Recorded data

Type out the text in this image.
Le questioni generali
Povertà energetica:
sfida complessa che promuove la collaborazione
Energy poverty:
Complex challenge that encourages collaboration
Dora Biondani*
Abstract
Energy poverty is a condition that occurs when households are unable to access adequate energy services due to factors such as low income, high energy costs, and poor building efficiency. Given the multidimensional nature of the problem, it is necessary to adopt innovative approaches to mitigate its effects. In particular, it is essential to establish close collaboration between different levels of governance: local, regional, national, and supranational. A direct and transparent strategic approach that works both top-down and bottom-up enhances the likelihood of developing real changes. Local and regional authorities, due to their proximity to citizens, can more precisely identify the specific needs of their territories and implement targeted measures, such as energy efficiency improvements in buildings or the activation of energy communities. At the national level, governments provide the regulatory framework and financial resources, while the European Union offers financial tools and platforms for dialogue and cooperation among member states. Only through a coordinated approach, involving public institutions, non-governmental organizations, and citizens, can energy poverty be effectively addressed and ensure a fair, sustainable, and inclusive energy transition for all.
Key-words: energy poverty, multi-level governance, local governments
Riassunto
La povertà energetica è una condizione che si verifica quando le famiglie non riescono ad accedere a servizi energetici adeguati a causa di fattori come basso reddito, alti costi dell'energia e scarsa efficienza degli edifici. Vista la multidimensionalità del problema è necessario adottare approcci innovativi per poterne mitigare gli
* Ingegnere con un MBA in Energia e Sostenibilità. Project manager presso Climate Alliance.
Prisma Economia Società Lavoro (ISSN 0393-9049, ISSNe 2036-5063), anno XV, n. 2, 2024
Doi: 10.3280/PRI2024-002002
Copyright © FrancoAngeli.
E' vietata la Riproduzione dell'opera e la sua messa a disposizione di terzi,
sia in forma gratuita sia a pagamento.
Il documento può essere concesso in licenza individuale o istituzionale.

What is needed – Write out the full listing, keeping every line exactly as it is.

Answer in full –
Type out the text in this image.
Le questioni generali
Povertà energetica:
sfida complessa che promuove la collaborazione
Energy poverty:
Complex challenge that encourages collaboration
Dora Biondani*
Abstract
Energy poverty is a condition that occurs when households are unable to access adequate energy services due to factors such as low income, high energy costs, and poor building efficiency. Given the multidimensional nature of the problem, it is necessary to adopt innovative approaches to mitigate its effects. In particular, it is essential to establish close collaboration between different levels of governance: local, regional, national, and supranational. A direct and transparent strategic approach that works both top-down and bottom-up enhances the likelihood of developing real changes. Local and regional authorities, due to their proximity to citizens, can more precisely identify the specific needs of their territories and implement targeted measures, such as energy efficiency improvements in buildings or the activation of energy communities. At the national level, governments provide the regulatory framework and financial resources, while the European Union offers financial tools and platforms for dialogue and cooperation among member states. Only through a coordinated approach, involving public institutions, non-governmental organizations, and citizens, can energy poverty be effectively addressed and ensure a fair, sustainable, and inclusive energy transition for all.
Key-words: energy poverty, multi-level governance, local governments
Riassunto
La povertà energetica è una condizione che si verifica quando le famiglie non riescono ad accedere a servizi energetici adeguati a causa di fattori come basso reddito, alti costi dell'energia e scarsa efficienza degli edifici. Vista la multidimensionalità del problema è necessario adottare approcci innovativi per poterne mitigare gli
* Ingegnere con un MBA in Energia e Sostenibilità. Project manager presso Climate Alliance.
Prisma Economia Società Lavoro (ISSN 0393-9049, ISSNe 2036-5063), anno XV, n. 2, 2024
Doi: 10.3280/PRI2024-002002
Copyright © FrancoAngeli.
E' vietata la Riproduzione dell'opera e la sua messa a disposizione di terzi,
sia in forma gratuita sia a pagamento.
Il documento può essere concesso in licenza individuale o istituzionale.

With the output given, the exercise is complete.